Supplied material:

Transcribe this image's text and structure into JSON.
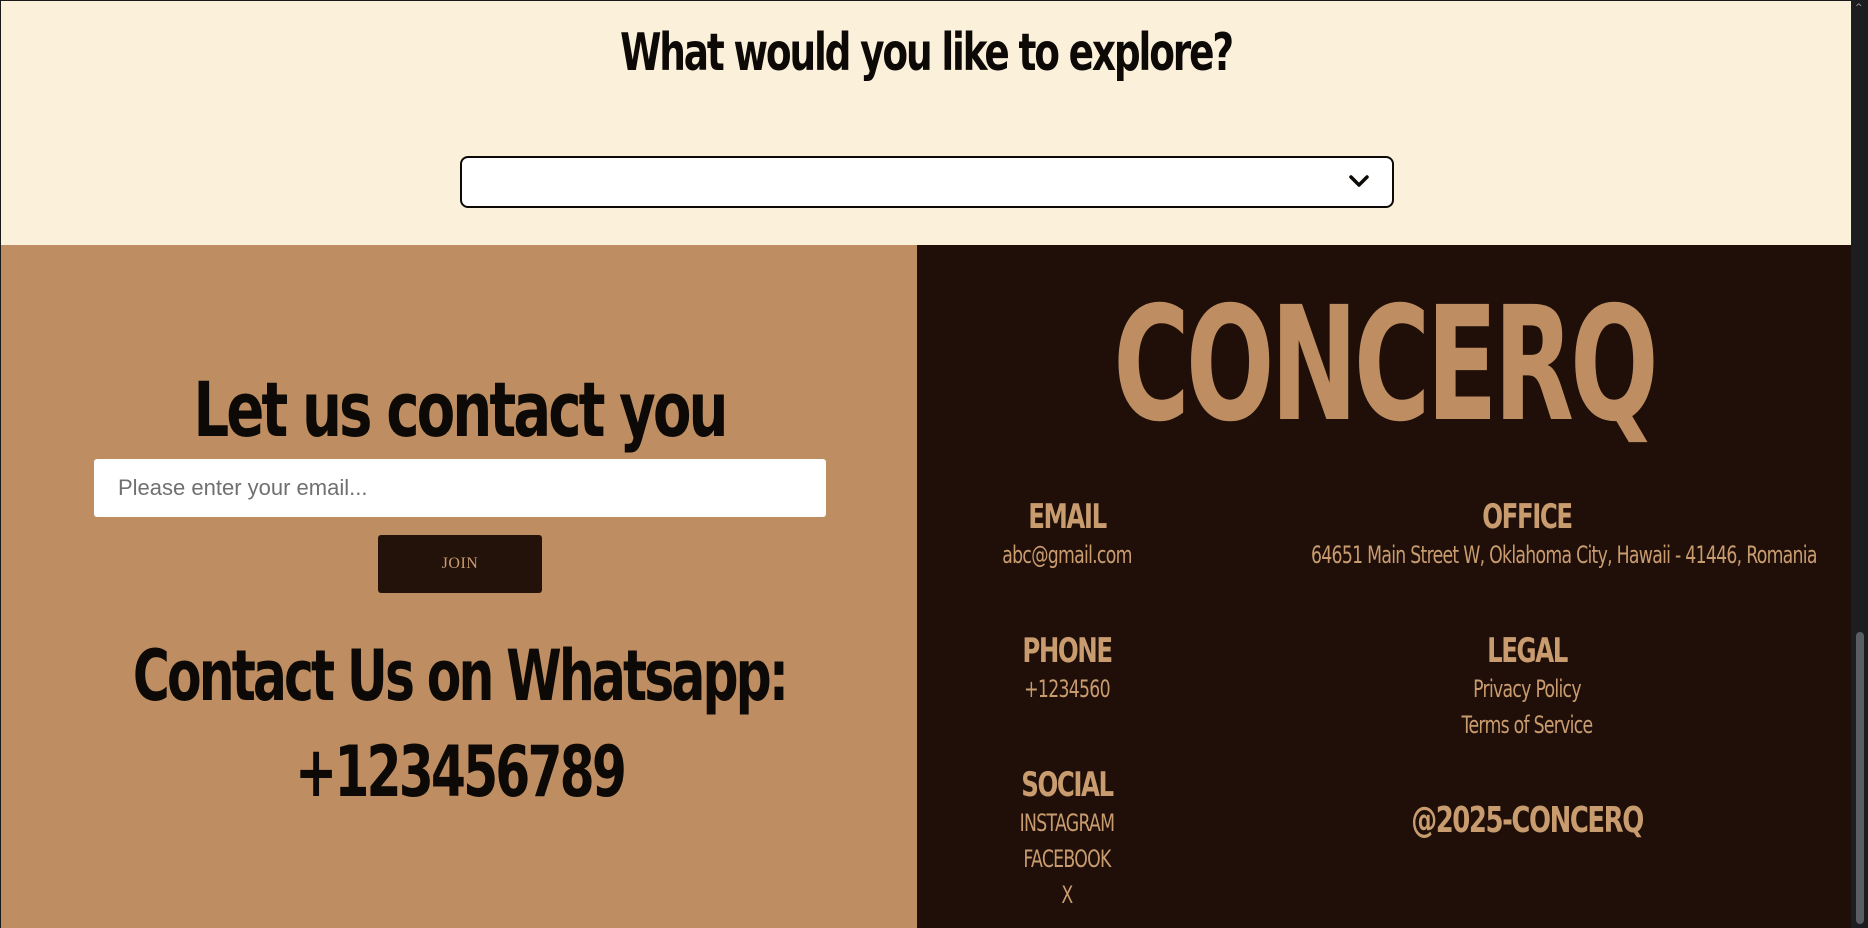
{
  "explore": {
    "title": "What would you like to explore?",
    "select_value": ""
  },
  "contact": {
    "title": "Let us contact you",
    "email_placeholder": "Please enter your email...",
    "join_label": "JOIN",
    "whatsapp_label": "Contact Us on Whatsapp:",
    "whatsapp_number": "+123456789"
  },
  "footer": {
    "brand": "CONCERQ",
    "email": {
      "heading": "EMAIL",
      "value": "abc@gmail.com"
    },
    "office": {
      "heading": "OFFICE",
      "value": "64651 Main Street W, Oklahoma City, Hawaii - 41446, Romania"
    },
    "phone": {
      "heading": "PHONE",
      "value": "+1234560"
    },
    "legal": {
      "heading": "LEGAL",
      "links": [
        "Privacy Policy",
        "Terms of Service"
      ]
    },
    "social": {
      "heading": "SOCIAL",
      "links": [
        "INSTAGRAM",
        "FACEBOOK",
        "X"
      ]
    },
    "copyright": "@2025-CONCERQ"
  },
  "colors": {
    "cream": "#fbf0da",
    "tan": "#be8e62",
    "dark_brown": "#1f0f08",
    "button_bg": "#221209"
  }
}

Stated problem:
Reproduce all of the material exactly, apart from the pictures.

Solution for this task:
Transcribe this image's text and structure into JSON.
{
  "explore": {
    "title": "What would you like to explore?",
    "select_value": ""
  },
  "contact": {
    "title": "Let us contact you",
    "email_placeholder": "Please enter your email...",
    "join_label": "JOIN",
    "whatsapp_label": "Contact Us on Whatsapp:",
    "whatsapp_number": "+123456789"
  },
  "footer": {
    "brand": "CONCERQ",
    "email": {
      "heading": "EMAIL",
      "value": "abc@gmail.com"
    },
    "office": {
      "heading": "OFFICE",
      "value": "64651 Main Street W, Oklahoma City, Hawaii - 41446, Romania"
    },
    "phone": {
      "heading": "PHONE",
      "value": "+1234560"
    },
    "legal": {
      "heading": "LEGAL",
      "links": [
        "Privacy Policy",
        "Terms of Service"
      ]
    },
    "social": {
      "heading": "SOCIAL",
      "links": [
        "INSTAGRAM",
        "FACEBOOK",
        "X"
      ]
    },
    "copyright": "@2025-CONCERQ"
  },
  "colors": {
    "cream": "#fbf0da",
    "tan": "#be8e62",
    "dark_brown": "#1f0f08",
    "button_bg": "#221209"
  }
}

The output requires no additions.